## Data shown

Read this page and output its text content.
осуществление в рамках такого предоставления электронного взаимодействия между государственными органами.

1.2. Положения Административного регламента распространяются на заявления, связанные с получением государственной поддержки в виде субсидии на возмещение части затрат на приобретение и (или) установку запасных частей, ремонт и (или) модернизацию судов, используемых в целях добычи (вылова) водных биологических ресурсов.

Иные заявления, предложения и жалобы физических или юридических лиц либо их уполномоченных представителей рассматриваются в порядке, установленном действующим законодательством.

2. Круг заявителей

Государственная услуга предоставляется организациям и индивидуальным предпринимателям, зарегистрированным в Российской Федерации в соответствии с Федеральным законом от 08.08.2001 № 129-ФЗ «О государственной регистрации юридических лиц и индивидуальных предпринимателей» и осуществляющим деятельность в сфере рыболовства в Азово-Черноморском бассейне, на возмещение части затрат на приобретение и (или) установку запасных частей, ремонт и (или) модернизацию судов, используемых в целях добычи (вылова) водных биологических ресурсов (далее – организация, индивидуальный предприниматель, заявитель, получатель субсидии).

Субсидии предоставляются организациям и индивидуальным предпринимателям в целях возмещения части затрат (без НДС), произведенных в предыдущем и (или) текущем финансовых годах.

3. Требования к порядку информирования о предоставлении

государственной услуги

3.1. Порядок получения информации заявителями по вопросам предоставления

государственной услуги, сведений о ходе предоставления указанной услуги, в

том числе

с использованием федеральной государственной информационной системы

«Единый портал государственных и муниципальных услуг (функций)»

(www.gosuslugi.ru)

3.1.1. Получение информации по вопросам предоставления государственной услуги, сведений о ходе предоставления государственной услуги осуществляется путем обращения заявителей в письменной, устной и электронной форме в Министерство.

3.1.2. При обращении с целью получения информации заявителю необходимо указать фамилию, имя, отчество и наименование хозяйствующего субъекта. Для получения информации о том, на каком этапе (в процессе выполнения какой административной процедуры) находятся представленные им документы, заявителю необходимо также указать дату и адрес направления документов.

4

## Aim of the exercise
Go through the material above and count the lines that contain "заявителей"; give that number alone.

## Solution for this task
2